**Goal of the exercise**
Write the data out again, exactly as given.
─── Provided information ───
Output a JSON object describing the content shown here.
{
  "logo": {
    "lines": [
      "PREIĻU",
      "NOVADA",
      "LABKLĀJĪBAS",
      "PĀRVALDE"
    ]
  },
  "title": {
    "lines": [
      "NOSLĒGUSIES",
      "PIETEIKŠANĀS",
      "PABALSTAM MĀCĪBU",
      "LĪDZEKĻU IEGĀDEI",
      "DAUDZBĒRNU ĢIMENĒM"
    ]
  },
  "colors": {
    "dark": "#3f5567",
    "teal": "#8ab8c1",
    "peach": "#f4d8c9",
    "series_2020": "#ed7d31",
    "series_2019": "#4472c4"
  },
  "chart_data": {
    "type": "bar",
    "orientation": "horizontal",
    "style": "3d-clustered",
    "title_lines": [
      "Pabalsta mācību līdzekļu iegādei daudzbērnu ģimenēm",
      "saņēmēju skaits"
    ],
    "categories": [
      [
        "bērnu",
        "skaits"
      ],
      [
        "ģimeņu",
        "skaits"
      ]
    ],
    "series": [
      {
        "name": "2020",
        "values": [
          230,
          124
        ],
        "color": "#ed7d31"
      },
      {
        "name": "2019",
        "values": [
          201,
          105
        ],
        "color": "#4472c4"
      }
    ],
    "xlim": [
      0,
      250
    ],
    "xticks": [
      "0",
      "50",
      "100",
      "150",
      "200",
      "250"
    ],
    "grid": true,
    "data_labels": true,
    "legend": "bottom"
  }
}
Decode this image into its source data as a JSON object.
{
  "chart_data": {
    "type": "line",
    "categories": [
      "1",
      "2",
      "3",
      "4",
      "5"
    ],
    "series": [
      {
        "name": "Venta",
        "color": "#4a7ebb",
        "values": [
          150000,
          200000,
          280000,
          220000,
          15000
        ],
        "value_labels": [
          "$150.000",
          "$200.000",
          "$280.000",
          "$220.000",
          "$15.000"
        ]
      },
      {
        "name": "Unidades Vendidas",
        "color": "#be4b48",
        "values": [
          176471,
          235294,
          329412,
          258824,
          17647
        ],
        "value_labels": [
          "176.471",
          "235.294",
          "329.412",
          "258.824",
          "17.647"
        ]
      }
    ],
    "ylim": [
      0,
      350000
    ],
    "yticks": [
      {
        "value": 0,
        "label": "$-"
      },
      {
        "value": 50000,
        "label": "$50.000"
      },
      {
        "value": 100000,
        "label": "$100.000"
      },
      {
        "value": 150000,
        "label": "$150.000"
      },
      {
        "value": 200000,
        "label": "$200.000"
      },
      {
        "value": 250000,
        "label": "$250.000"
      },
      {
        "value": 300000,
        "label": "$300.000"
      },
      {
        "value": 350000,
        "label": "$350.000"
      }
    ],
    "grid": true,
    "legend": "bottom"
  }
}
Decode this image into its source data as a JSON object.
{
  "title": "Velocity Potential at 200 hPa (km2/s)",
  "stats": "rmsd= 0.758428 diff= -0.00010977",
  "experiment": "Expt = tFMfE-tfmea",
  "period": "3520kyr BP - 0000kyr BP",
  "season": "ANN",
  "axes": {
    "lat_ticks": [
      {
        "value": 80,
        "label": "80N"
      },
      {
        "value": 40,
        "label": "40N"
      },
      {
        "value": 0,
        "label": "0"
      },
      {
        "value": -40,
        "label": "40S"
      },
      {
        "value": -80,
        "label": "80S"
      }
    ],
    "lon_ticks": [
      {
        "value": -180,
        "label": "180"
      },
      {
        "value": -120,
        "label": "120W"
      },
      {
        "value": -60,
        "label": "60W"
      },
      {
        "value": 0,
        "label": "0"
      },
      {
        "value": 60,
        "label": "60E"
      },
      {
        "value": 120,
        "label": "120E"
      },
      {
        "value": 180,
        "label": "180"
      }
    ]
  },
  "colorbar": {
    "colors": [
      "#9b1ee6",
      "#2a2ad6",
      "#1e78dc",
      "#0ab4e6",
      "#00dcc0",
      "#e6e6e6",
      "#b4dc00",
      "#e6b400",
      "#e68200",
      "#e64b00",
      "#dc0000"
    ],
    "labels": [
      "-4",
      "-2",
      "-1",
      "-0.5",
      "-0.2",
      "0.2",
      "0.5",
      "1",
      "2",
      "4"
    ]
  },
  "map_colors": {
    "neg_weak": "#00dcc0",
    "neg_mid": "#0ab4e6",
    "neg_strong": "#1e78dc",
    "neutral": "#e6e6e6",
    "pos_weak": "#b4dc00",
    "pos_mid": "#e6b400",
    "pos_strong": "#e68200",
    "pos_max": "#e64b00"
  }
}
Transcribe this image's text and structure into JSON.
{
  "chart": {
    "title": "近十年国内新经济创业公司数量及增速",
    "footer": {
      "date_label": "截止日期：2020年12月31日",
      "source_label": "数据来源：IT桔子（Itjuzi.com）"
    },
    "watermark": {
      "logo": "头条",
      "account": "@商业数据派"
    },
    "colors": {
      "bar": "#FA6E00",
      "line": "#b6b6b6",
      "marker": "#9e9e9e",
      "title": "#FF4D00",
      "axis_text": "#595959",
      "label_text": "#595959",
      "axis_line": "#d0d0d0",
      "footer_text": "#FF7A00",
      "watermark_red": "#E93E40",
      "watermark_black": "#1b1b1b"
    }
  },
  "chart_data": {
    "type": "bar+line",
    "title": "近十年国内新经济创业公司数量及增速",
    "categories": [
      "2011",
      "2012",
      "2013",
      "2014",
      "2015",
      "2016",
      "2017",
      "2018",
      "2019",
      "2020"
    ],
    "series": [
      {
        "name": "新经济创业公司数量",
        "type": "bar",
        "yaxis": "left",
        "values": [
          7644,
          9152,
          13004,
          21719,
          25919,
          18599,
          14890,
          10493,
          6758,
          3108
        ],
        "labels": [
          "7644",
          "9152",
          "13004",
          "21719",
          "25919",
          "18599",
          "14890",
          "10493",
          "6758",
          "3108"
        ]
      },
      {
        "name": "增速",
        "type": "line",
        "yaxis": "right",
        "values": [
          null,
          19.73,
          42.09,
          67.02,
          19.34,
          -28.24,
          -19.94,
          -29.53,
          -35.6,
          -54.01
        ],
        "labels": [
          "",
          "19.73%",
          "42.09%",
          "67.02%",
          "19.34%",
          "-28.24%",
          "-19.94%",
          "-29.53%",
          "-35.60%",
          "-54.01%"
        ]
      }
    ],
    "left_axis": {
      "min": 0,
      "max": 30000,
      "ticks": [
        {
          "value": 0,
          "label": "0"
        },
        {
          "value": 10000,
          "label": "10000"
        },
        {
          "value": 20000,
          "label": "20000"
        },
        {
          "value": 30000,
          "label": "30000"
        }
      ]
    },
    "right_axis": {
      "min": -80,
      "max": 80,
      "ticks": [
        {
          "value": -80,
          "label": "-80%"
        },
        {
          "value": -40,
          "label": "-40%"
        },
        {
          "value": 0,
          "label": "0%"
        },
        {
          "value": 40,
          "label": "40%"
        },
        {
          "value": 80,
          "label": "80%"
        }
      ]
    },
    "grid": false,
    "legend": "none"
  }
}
───
**Answer to this exercise**
Output a JSON object describing the content shown here.
{
  "logo": {
    "lines": [
      "PREIĻU",
      "NOVADA",
      "LABKLĀJĪBAS",
      "PĀRVALDE"
    ]
  },
  "title": {
    "lines": [
      "NOSLĒGUSIES",
      "PIETEIKŠANĀS",
      "PABALSTAM MĀCĪBU",
      "LĪDZEKĻU IEGĀDEI",
      "DAUDZBĒRNU ĢIMENĒM"
    ]
  },
  "colors": {
    "dark": "#3f5567",
    "teal": "#8ab8c1",
    "peach": "#f4d8c9",
    "series_2020": "#ed7d31",
    "series_2019": "#4472c4"
  },
  "chart_data": {
    "type": "bar",
    "orientation": "horizontal",
    "style": "3d-clustered",
    "title_lines": [
      "Pabalsta mācību līdzekļu iegādei daudzbērnu ģimenēm",
      "saņēmēju skaits"
    ],
    "categories": [
      [
        "bērnu",
        "skaits"
      ],
      [
        "ģimeņu",
        "skaits"
      ]
    ],
    "series": [
      {
        "name": "2020",
        "values": [
          230,
          124
        ],
        "color": "#ed7d31"
      },
      {
        "name": "2019",
        "values": [
          201,
          105
        ],
        "color": "#4472c4"
      }
    ],
    "xlim": [
      0,
      250
    ],
    "xticks": [
      "0",
      "50",
      "100",
      "150",
      "200",
      "250"
    ],
    "grid": true,
    "data_labels": true,
    "legend": "bottom"
  }
}
Decode this image into its source data as a JSON object.
{
  "chart_data": {
    "type": "line",
    "categories": [
      "1",
      "2",
      "3",
      "4",
      "5"
    ],
    "series": [
      {
        "name": "Venta",
        "color": "#4a7ebb",
        "values": [
          150000,
          200000,
          280000,
          220000,
          15000
        ],
        "value_labels": [
          "$150.000",
          "$200.000",
          "$280.000",
          "$220.000",
          "$15.000"
        ]
      },
      {
        "name": "Unidades Vendidas",
        "color": "#be4b48",
        "values": [
          176471,
          235294,
          329412,
          258824,
          17647
        ],
        "value_labels": [
          "176.471",
          "235.294",
          "329.412",
          "258.824",
          "17.647"
        ]
      }
    ],
    "ylim": [
      0,
      350000
    ],
    "yticks": [
      {
        "value": 0,
        "label": "$-"
      },
      {
        "value": 50000,
        "label": "$50.000"
      },
      {
        "value": 100000,
        "label": "$100.000"
      },
      {
        "value": 150000,
        "label": "$150.000"
      },
      {
        "value": 200000,
        "label": "$200.000"
      },
      {
        "value": 250000,
        "label": "$250.000"
      },
      {
        "value": 300000,
        "label": "$300.000"
      },
      {
        "value": 350000,
        "label": "$350.000"
      }
    ],
    "grid": true,
    "legend": "bottom"
  }
}
Decode this image into its source data as a JSON object.
{
  "title": "Velocity Potential at 200 hPa (km2/s)",
  "stats": "rmsd= 0.758428 diff= -0.00010977",
  "experiment": "Expt = tFMfE-tfmea",
  "period": "3520kyr BP - 0000kyr BP",
  "season": "ANN",
  "axes": {
    "lat_ticks": [
      {
        "value": 80,
        "label": "80N"
      },
      {
        "value": 40,
        "label": "40N"
      },
      {
        "value": 0,
        "label": "0"
      },
      {
        "value": -40,
        "label": "40S"
      },
      {
        "value": -80,
        "label": "80S"
      }
    ],
    "lon_ticks": [
      {
        "value": -180,
        "label": "180"
      },
      {
        "value": -120,
        "label": "120W"
      },
      {
        "value": -60,
        "label": "60W"
      },
      {
        "value": 0,
        "label": "0"
      },
      {
        "value": 60,
        "label": "60E"
      },
      {
        "value": 120,
        "label": "120E"
      },
      {
        "value": 180,
        "label": "180"
      }
    ]
  },
  "colorbar": {
    "colors": [
      "#9b1ee6",
      "#2a2ad6",
      "#1e78dc",
      "#0ab4e6",
      "#00dcc0",
      "#e6e6e6",
      "#b4dc00",
      "#e6b400",
      "#e68200",
      "#e64b00",
      "#dc0000"
    ],
    "labels": [
      "-4",
      "-2",
      "-1",
      "-0.5",
      "-0.2",
      "0.2",
      "0.5",
      "1",
      "2",
      "4"
    ]
  },
  "map_colors": {
    "neg_weak": "#00dcc0",
    "neg_mid": "#0ab4e6",
    "neg_strong": "#1e78dc",
    "neutral": "#e6e6e6",
    "pos_weak": "#b4dc00",
    "pos_mid": "#e6b400",
    "pos_strong": "#e68200",
    "pos_max": "#e64b00"
  }
}
Transcribe this image's text and structure into JSON.
{
  "chart": {
    "title": "近十年国内新经济创业公司数量及增速",
    "footer": {
      "date_label": "截止日期：2020年12月31日",
      "source_label": "数据来源：IT桔子（Itjuzi.com）"
    },
    "watermark": {
      "logo": "头条",
      "account": "@商业数据派"
    },
    "colors": {
      "bar": "#FA6E00",
      "line": "#b6b6b6",
      "marker": "#9e9e9e",
      "title": "#FF4D00",
      "axis_text": "#595959",
      "label_text": "#595959",
      "axis_line": "#d0d0d0",
      "footer_text": "#FF7A00",
      "watermark_red": "#E93E40",
      "watermark_black": "#1b1b1b"
    }
  },
  "chart_data": {
    "type": "bar+line",
    "title": "近十年国内新经济创业公司数量及增速",
    "categories": [
      "2011",
      "2012",
      "2013",
      "2014",
      "2015",
      "2016",
      "2017",
      "2018",
      "2019",
      "2020"
    ],
    "series": [
      {
        "name": "新经济创业公司数量",
        "type": "bar",
        "yaxis": "left",
        "values": [
          7644,
          9152,
          13004,
          21719,
          25919,
          18599,
          14890,
          10493,
          6758,
          3108
        ],
        "labels": [
          "7644",
          "9152",
          "13004",
          "21719",
          "25919",
          "18599",
          "14890",
          "10493",
          "6758",
          "3108"
        ]
      },
      {
        "name": "增速",
        "type": "line",
        "yaxis": "right",
        "values": [
          null,
          19.73,
          42.09,
          67.02,
          19.34,
          -28.24,
          -19.94,
          -29.53,
          -35.6,
          -54.01
        ],
        "labels": [
          "",
          "19.73%",
          "42.09%",
          "67.02%",
          "19.34%",
          "-28.24%",
          "-19.94%",
          "-29.53%",
          "-35.60%",
          "-54.01%"
        ]
      }
    ],
    "left_axis": {
      "min": 0,
      "max": 30000,
      "ticks": [
        {
          "value": 0,
          "label": "0"
        },
        {
          "value": 10000,
          "label": "10000"
        },
        {
          "value": 20000,
          "label": "20000"
        },
        {
          "value": 30000,
          "label": "30000"
        }
      ]
    },
    "right_axis": {
      "min": -80,
      "max": 80,
      "ticks": [
        {
          "value": -80,
          "label": "-80%"
        },
        {
          "value": -40,
          "label": "-40%"
        },
        {
          "value": 0,
          "label": "0%"
        },
        {
          "value": 40,
          "label": "40%"
        },
        {
          "value": 80,
          "label": "80%"
        }
      ]
    },
    "grid": false,
    "legend": "none"
  }
}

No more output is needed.